# START OF Supplied records

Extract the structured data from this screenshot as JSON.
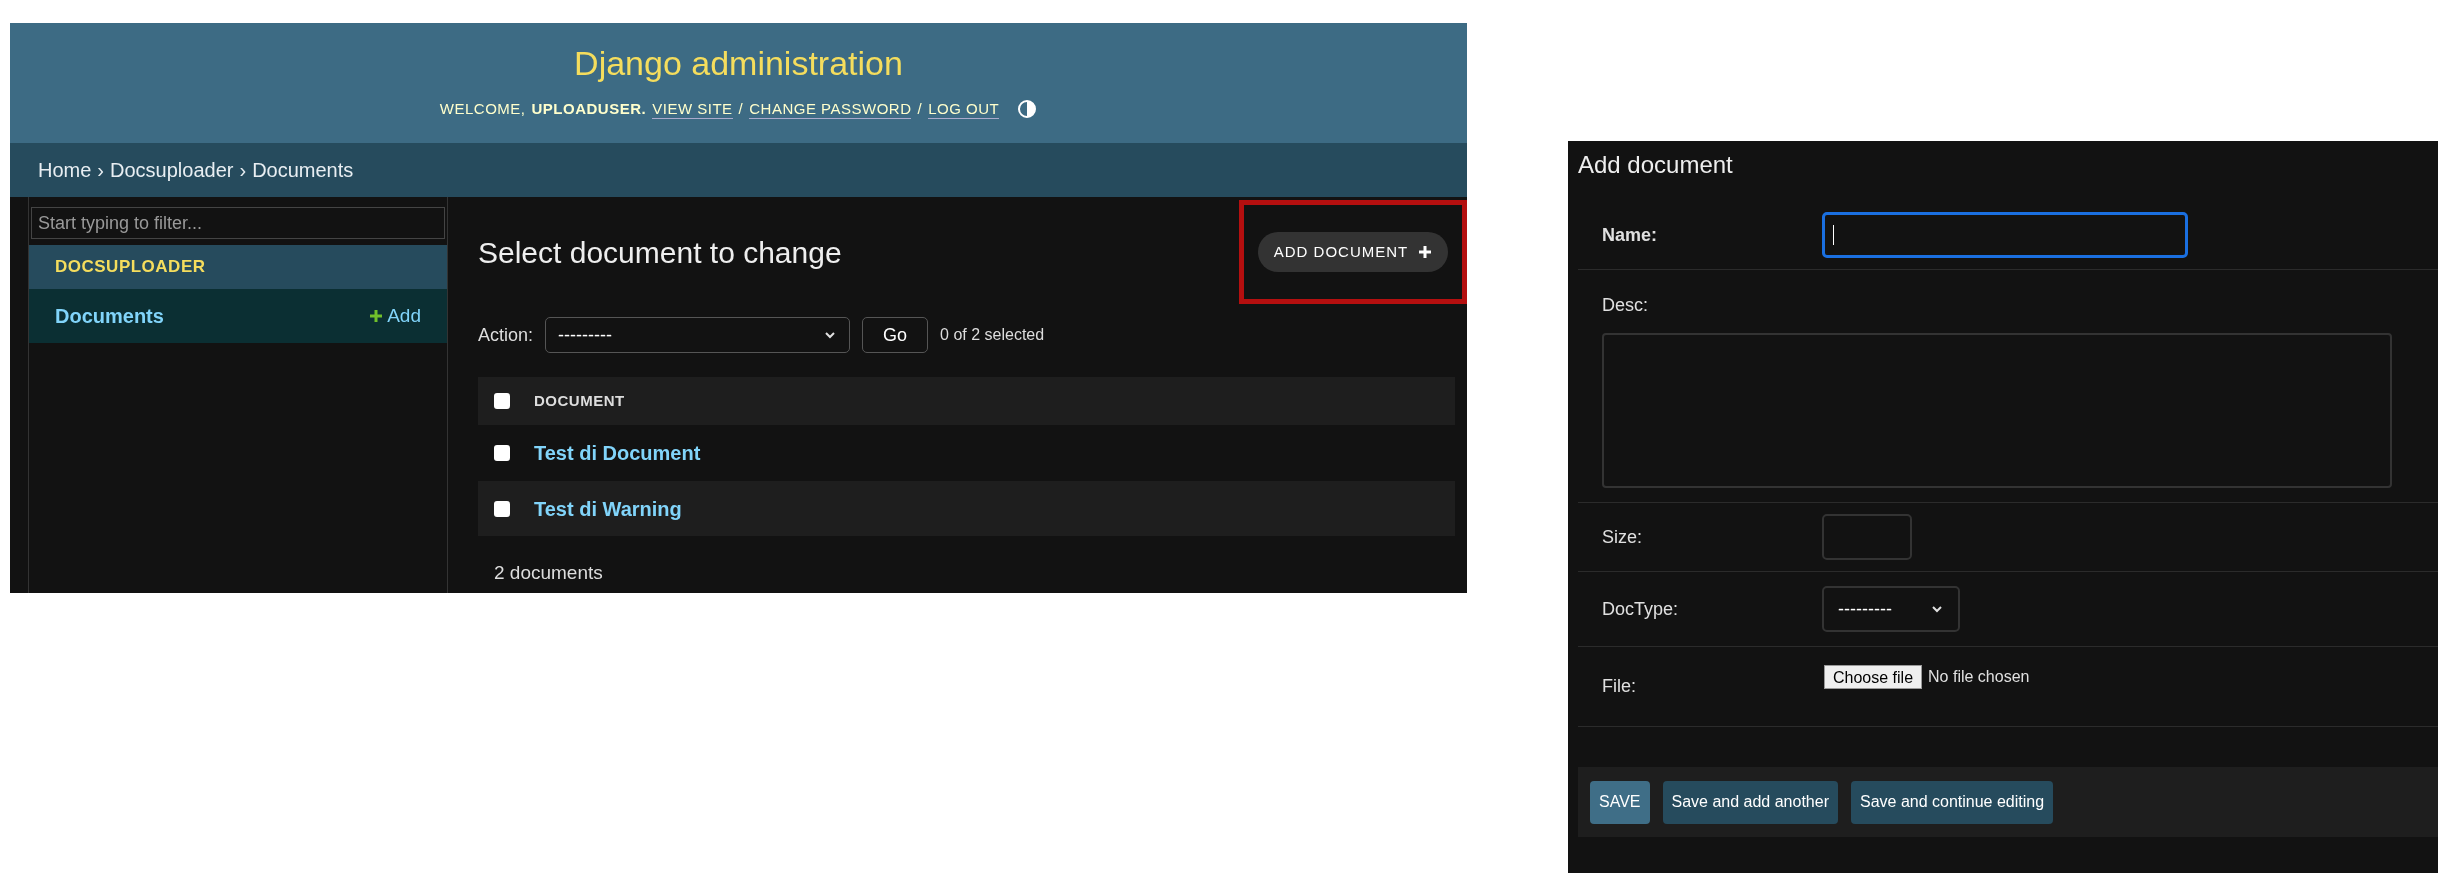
{
  "list_page": {
    "header": {
      "title": "Django administration",
      "welcome": "WELCOME,",
      "user": "UPLOADUSER.",
      "links": [
        "VIEW SITE",
        "CHANGE PASSWORD",
        "LOG OUT"
      ],
      "separators": [
        "/",
        "/"
      ]
    },
    "breadcrumbs": [
      "Home",
      "›",
      "Docsuploader",
      "›",
      "Documents"
    ],
    "sidebar": {
      "filter_placeholder": "Start typing to filter...",
      "app": "DOCSUPLOADER",
      "models": [
        {
          "name": "Documents",
          "add": "Add",
          "selected": true
        }
      ]
    },
    "title": "Select document to change",
    "add_button": {
      "label": "ADD DOCUMENT",
      "highlighted": true
    },
    "actions": {
      "label": "Action:",
      "value": "---------",
      "go": "Go",
      "counter": "0 of 2 selected"
    },
    "table": {
      "header_checked": false,
      "column": "DOCUMENT",
      "rows": [
        {
          "name": "Test di Document",
          "checked": false
        },
        {
          "name": "Test di Warning",
          "checked": false
        }
      ]
    },
    "footer": "2 documents"
  },
  "add_form": {
    "title": "Add document",
    "fields": [
      {
        "kind": "text",
        "label": "Name:",
        "required": true,
        "focused": true
      },
      {
        "kind": "textarea",
        "label": "Desc:",
        "required": false,
        "focused": false
      },
      {
        "kind": "small",
        "label": "Size:",
        "required": false,
        "focused": false
      },
      {
        "kind": "select",
        "label": "DocType:",
        "required": false,
        "value": "---------",
        "focused": false
      },
      {
        "kind": "file",
        "label": "File:",
        "required": false,
        "button": "Choose file",
        "status": "No file chosen",
        "focused": false
      }
    ],
    "buttons": [
      {
        "label": "SAVE",
        "kind": "default"
      },
      {
        "label": "Save and add another",
        "kind": "secondary"
      },
      {
        "label": "Save and continue editing",
        "kind": "secondary"
      }
    ]
  }
}
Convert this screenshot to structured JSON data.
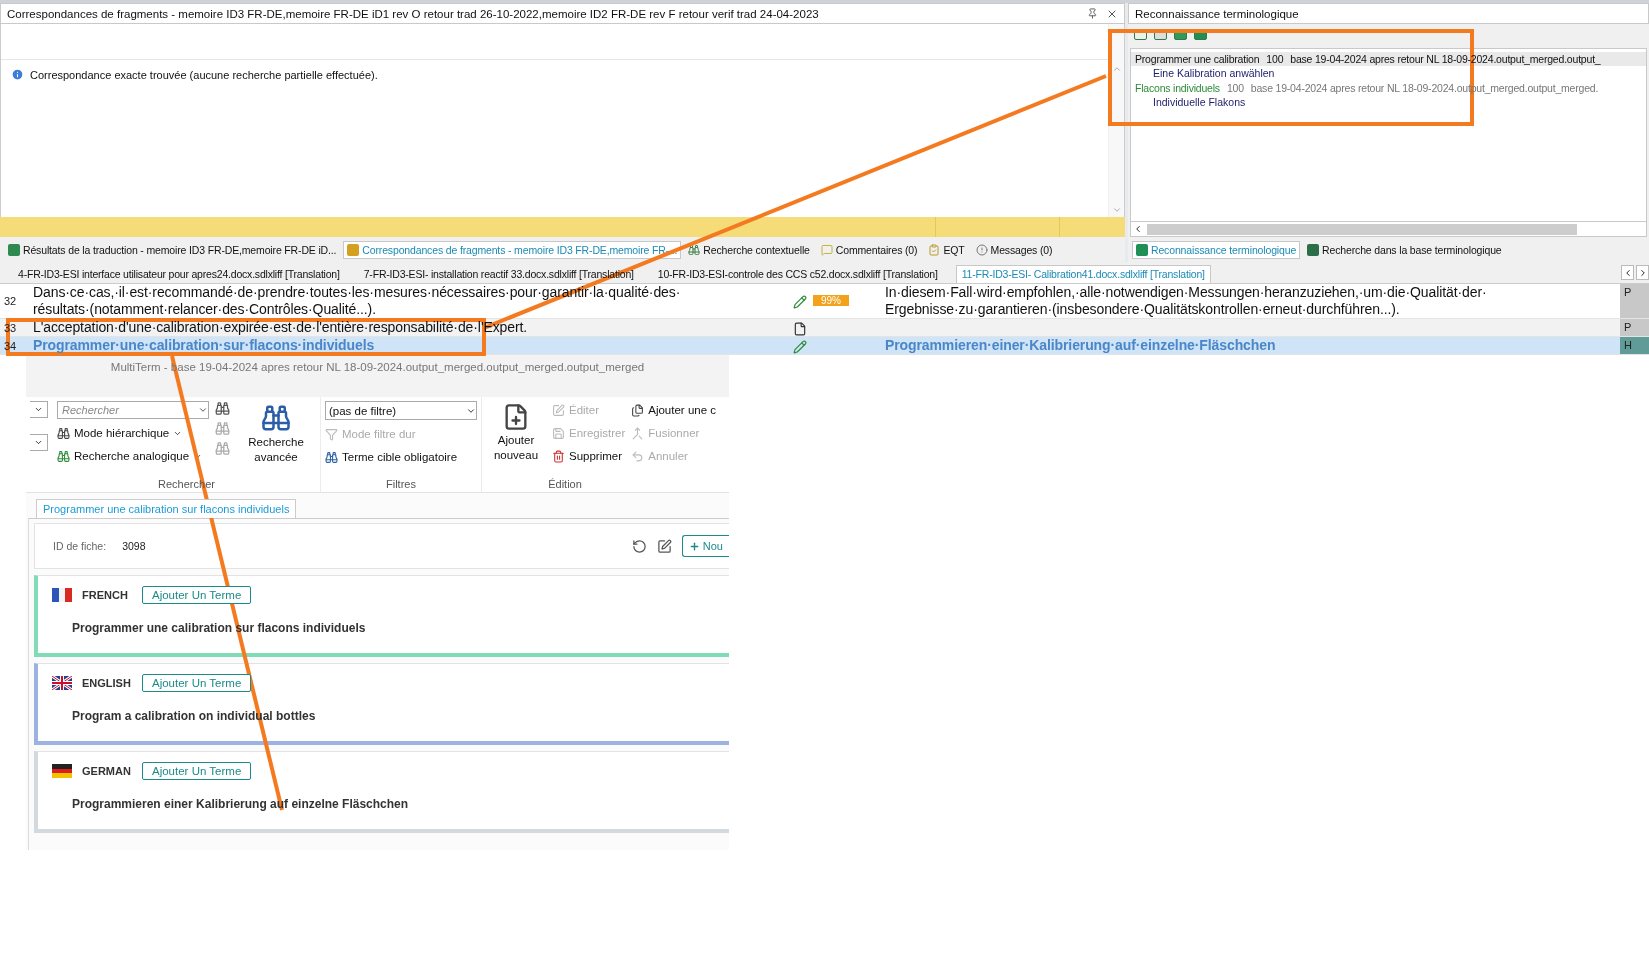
{
  "fragment_panel": {
    "title": "Correspondances de fragments - memoire ID3 FR-DE,memoire FR-DE iD1 rev O retour trad 26-10-2022,memoire ID2 FR-DE rev F retour verif trad 24-04-2023",
    "message": "Correspondance exacte trouvée (aucune recherche partielle effectuée)."
  },
  "term_panel": {
    "title": "Reconnaissance terminologique",
    "hits": [
      {
        "term": "Programmer une calibration",
        "score": "100",
        "source": "base 19-04-2024 apres retour NL 18-09-2024.output_merged.output_",
        "translation": "Eine Kalibration anwählen",
        "selected": true
      },
      {
        "term": "Flacons individuels",
        "score": "100",
        "source": "base 19-04-2024 apres retour NL 18-09-2024.output_merged.output_merged.",
        "translation": "Individuelle Flakons",
        "selected": false
      }
    ]
  },
  "panel_tabs": [
    {
      "kind": "results",
      "label": "Résultats de la traduction - memoire ID3 FR-DE,memoire FR-DE iD...",
      "selected": false
    },
    {
      "kind": "fragments",
      "label": "Correspondances de fragments - memoire ID3 FR-DE,memoire FR-...",
      "selected": true
    },
    {
      "kind": "context",
      "label": "Recherche contextuelle",
      "selected": false
    },
    {
      "kind": "comments",
      "label": "Commentaires (0)",
      "selected": false
    },
    {
      "kind": "eqt",
      "label": "EQT",
      "selected": false
    },
    {
      "kind": "messages",
      "label": "Messages (0)",
      "selected": false
    }
  ],
  "term_tabs": [
    {
      "kind": "termrec",
      "label": "Reconnaissance terminologique",
      "selected": true
    },
    {
      "kind": "termsearch",
      "label": "Recherche dans la base terminologique",
      "selected": false
    }
  ],
  "file_tabs": [
    {
      "label": "4-FR-ID3-ESI interface utilisateur pour apres24.docx.sdlxliff [Translation]",
      "selected": false
    },
    {
      "label": "7-FR-ID3-ESI- installation reactif 33.docx.sdlxliff [Translation]",
      "selected": false
    },
    {
      "label": "10-FR-ID3-ESI-controle des CCS c52.docx.sdlxliff [Translation]",
      "selected": false
    },
    {
      "label": "11-FR-ID3-ESI- Calibration41.docx.sdlxliff [Translation]",
      "selected": true
    }
  ],
  "segments": [
    {
      "number": "32",
      "source": [
        "Dans·ce·cas,·il·est·recommandé·de·prendre·toutes·les·mesures·nécessaires·pour·garantir·la·qualité·des·",
        "résultats·(notamment·relancer·des·Contrôles·Qualité...)."
      ],
      "kind": "translated",
      "match": "99%",
      "target": [
        "In·diesem·Fall·wird·empfohlen,·alle·notwendigen·Messungen·heranzuziehen,·um·die·Qualität·der·",
        "Ergebnisse·zu·garantieren·(insbesondere·Qualitätskontrollen·erneut·durchführen...)."
      ],
      "flag": "P",
      "selected": false
    },
    {
      "number": "33",
      "source": [
        "L'acceptation·d'une·calibration·expirée·est·de·l'entière·responsabilité·de·l'Expert."
      ],
      "kind": "not_translated",
      "flag": "P",
      "selected": false
    },
    {
      "number": "34",
      "source": [
        "Programmer·une·calibration·sur·flacons·individuels"
      ],
      "kind": "translated",
      "target": [
        "Programmieren·einer·Kalibrierung·auf·einzelne·Fläschchen"
      ],
      "flag": "H",
      "selected": true
    }
  ],
  "multiterm": {
    "title": "MultiTerm - base 19-04-2024 apres retour NL 18-09-2024.output_merged.output_merged.output_merged",
    "search_placeholder": "Rechercher",
    "modes": [
      "Mode hiérarchique",
      "Recherche analogique"
    ],
    "advanced": "Recherche avancée",
    "search_group": "Rechercher",
    "filter_value": "(pas de filtre)",
    "filter_items": [
      {
        "label": "Mode filtre dur",
        "disabled": true
      },
      {
        "label": "Terme cible obligatoire",
        "disabled": false
      }
    ],
    "filter_group": "Filtres",
    "add_new": "Ajouter nouveau",
    "edit_items": [
      {
        "kind": "edit",
        "label": "Éditer",
        "disabled": true
      },
      {
        "kind": "save",
        "label": "Enregistrer",
        "disabled": true
      },
      {
        "kind": "delete",
        "label": "Supprimer",
        "disabled": false
      },
      {
        "kind": "add",
        "label": "Ajouter une c",
        "disabled": false
      },
      {
        "kind": "merge",
        "label": "Fusionner",
        "disabled": true
      },
      {
        "kind": "undo",
        "label": "Annuler",
        "disabled": true
      }
    ],
    "edit_group": "Édition",
    "entry_tab": "Programmer une calibration sur flacons individuels",
    "id_label": "ID de fiche:",
    "id_value": "3098",
    "new_button": "Nou",
    "languages": [
      {
        "kind": "fr",
        "name": "FRENCH",
        "color": "#82dbb7",
        "add_label": "Ajouter Un Terme",
        "term": "Programmer une calibration sur flacons individuels"
      },
      {
        "kind": "gb",
        "name": "ENGLISH",
        "color": "#9db2e2",
        "add_label": "Ajouter Un Terme",
        "term": "Program a calibration on individual bottles"
      },
      {
        "kind": "de",
        "name": "GERMAN",
        "color": "#d3dadf",
        "add_label": "Ajouter Un Terme",
        "term": "Programmieren einer Kalibrierung auf einzelne Fläschchen"
      }
    ]
  }
}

# END OF Supplied records

## [Directions for this task]
Repeat the listing in full and exactly. Do not include any images.

## [Answer to this task]
Extract the structured data from this screenshot as JSON.
{
  "list_page": {
    "header": {
      "title": "Django administration",
      "welcome": "WELCOME,",
      "user": "UPLOADUSER.",
      "links": [
        "VIEW SITE",
        "CHANGE PASSWORD",
        "LOG OUT"
      ],
      "separators": [
        "/",
        "/"
      ]
    },
    "breadcrumbs": [
      "Home",
      "›",
      "Docsuploader",
      "›",
      "Documents"
    ],
    "sidebar": {
      "filter_placeholder": "Start typing to filter...",
      "app": "DOCSUPLOADER",
      "models": [
        {
          "name": "Documents",
          "add": "Add",
          "selected": true
        }
      ]
    },
    "title": "Select document to change",
    "add_button": {
      "label": "ADD DOCUMENT",
      "highlighted": true
    },
    "actions": {
      "label": "Action:",
      "value": "---------",
      "go": "Go",
      "counter": "0 of 2 selected"
    },
    "table": {
      "header_checked": false,
      "column": "DOCUMENT",
      "rows": [
        {
          "name": "Test di Document",
          "checked": false
        },
        {
          "name": "Test di Warning",
          "checked": false
        }
      ]
    },
    "footer": "2 documents"
  },
  "add_form": {
    "title": "Add document",
    "fields": [
      {
        "kind": "text",
        "label": "Name:",
        "required": true,
        "focused": true
      },
      {
        "kind": "textarea",
        "label": "Desc:",
        "required": false,
        "focused": false
      },
      {
        "kind": "small",
        "label": "Size:",
        "required": false,
        "focused": false
      },
      {
        "kind": "select",
        "label": "DocType:",
        "required": false,
        "value": "---------",
        "focused": false
      },
      {
        "kind": "file",
        "label": "File:",
        "required": false,
        "button": "Choose file",
        "status": "No file chosen",
        "focused": false
      }
    ],
    "buttons": [
      {
        "label": "SAVE",
        "kind": "default"
      },
      {
        "label": "Save and add another",
        "kind": "secondary"
      },
      {
        "label": "Save and continue editing",
        "kind": "secondary"
      }
    ]
  }
}
Convert this screenshot to structured JSON data.
{
  "fragment_panel": {
    "title": "Correspondances de fragments - memoire ID3 FR-DE,memoire FR-DE iD1 rev O retour trad 26-10-2022,memoire ID2 FR-DE rev F retour verif trad 24-04-2023",
    "message": "Correspondance exacte trouvée (aucune recherche partielle effectuée)."
  },
  "term_panel": {
    "title": "Reconnaissance terminologique",
    "hits": [
      {
        "term": "Programmer une calibration",
        "score": "100",
        "source": "base 19-04-2024 apres retour NL 18-09-2024.output_merged.output_",
        "translation": "Eine Kalibration anwählen",
        "selected": true
      },
      {
        "term": "Flacons individuels",
        "score": "100",
        "source": "base 19-04-2024 apres retour NL 18-09-2024.output_merged.output_merged.",
        "translation": "Individuelle Flakons",
        "selected": false
      }
    ]
  },
  "panel_tabs": [
    {
      "kind": "results",
      "label": "Résultats de la traduction - memoire ID3 FR-DE,memoire FR-DE iD...",
      "selected": false
    },
    {
      "kind": "fragments",
      "label": "Correspondances de fragments - memoire ID3 FR-DE,memoire FR-...",
      "selected": true
    },
    {
      "kind": "context",
      "label": "Recherche contextuelle",
      "selected": false
    },
    {
      "kind": "comments",
      "label": "Commentaires (0)",
      "selected": false
    },
    {
      "kind": "eqt",
      "label": "EQT",
      "selected": false
    },
    {
      "kind": "messages",
      "label": "Messages (0)",
      "selected": false
    }
  ],
  "term_tabs": [
    {
      "kind": "termrec",
      "label": "Reconnaissance terminologique",
      "selected": true
    },
    {
      "kind": "termsearch",
      "label": "Recherche dans la base terminologique",
      "selected": false
    }
  ],
  "file_tabs": [
    {
      "label": "4-FR-ID3-ESI interface utilisateur pour apres24.docx.sdlxliff [Translation]",
      "selected": false
    },
    {
      "label": "7-FR-ID3-ESI- installation reactif 33.docx.sdlxliff [Translation]",
      "selected": false
    },
    {
      "label": "10-FR-ID3-ESI-controle des CCS c52.docx.sdlxliff [Translation]",
      "selected": false
    },
    {
      "label": "11-FR-ID3-ESI- Calibration41.docx.sdlxliff [Translation]",
      "selected": true
    }
  ],
  "segments": [
    {
      "number": "32",
      "source": [
        "Dans·ce·cas,·il·est·recommandé·de·prendre·toutes·les·mesures·nécessaires·pour·garantir·la·qualité·des·",
        "résultats·(notamment·relancer·des·Contrôles·Qualité...)."
      ],
      "kind": "translated",
      "match": "99%",
      "target": [
        "In·diesem·Fall·wird·empfohlen,·alle·notwendigen·Messungen·heranzuziehen,·um·die·Qualität·der·",
        "Ergebnisse·zu·garantieren·(insbesondere·Qualitätskontrollen·erneut·durchführen...)."
      ],
      "flag": "P",
      "selected": false
    },
    {
      "number": "33",
      "source": [
        "L'acceptation·d'une·calibration·expirée·est·de·l'entière·responsabilité·de·l'Expert."
      ],
      "kind": "not_translated",
      "flag": "P",
      "selected": false
    },
    {
      "number": "34",
      "source": [
        "Programmer·une·calibration·sur·flacons·individuels"
      ],
      "kind": "translated",
      "target": [
        "Programmieren·einer·Kalibrierung·auf·einzelne·Fläschchen"
      ],
      "flag": "H",
      "selected": true
    }
  ],
  "multiterm": {
    "title": "MultiTerm - base 19-04-2024 apres retour NL 18-09-2024.output_merged.output_merged.output_merged",
    "search_placeholder": "Rechercher",
    "modes": [
      "Mode hiérarchique",
      "Recherche analogique"
    ],
    "advanced": "Recherche avancée",
    "search_group": "Rechercher",
    "filter_value": "(pas de filtre)",
    "filter_items": [
      {
        "label": "Mode filtre dur",
        "disabled": true
      },
      {
        "label": "Terme cible obligatoire",
        "disabled": false
      }
    ],
    "filter_group": "Filtres",
    "add_new": "Ajouter nouveau",
    "edit_items": [
      {
        "kind": "edit",
        "label": "Éditer",
        "disabled": true
      },
      {
        "kind": "save",
        "label": "Enregistrer",
        "disabled": true
      },
      {
        "kind": "delete",
        "label": "Supprimer",
        "disabled": false
      },
      {
        "kind": "add",
        "label": "Ajouter une c",
        "disabled": false
      },
      {
        "kind": "merge",
        "label": "Fusionner",
        "disabled": true
      },
      {
        "kind": "undo",
        "label": "Annuler",
        "disabled": true
      }
    ],
    "edit_group": "Édition",
    "entry_tab": "Programmer une calibration sur flacons individuels",
    "id_label": "ID de fiche:",
    "id_value": "3098",
    "new_button": "Nou",
    "languages": [
      {
        "kind": "fr",
        "name": "FRENCH",
        "color": "#82dbb7",
        "add_label": "Ajouter Un Terme",
        "term": "Programmer une calibration sur flacons individuels"
      },
      {
        "kind": "gb",
        "name": "ENGLISH",
        "color": "#9db2e2",
        "add_label": "Ajouter Un Terme",
        "term": "Program a calibration on individual bottles"
      },
      {
        "kind": "de",
        "name": "GERMAN",
        "color": "#d3dadf",
        "add_label": "Ajouter Un Terme",
        "term": "Programmieren einer Kalibrierung auf einzelne Fläschchen"
      }
    ]
  }
}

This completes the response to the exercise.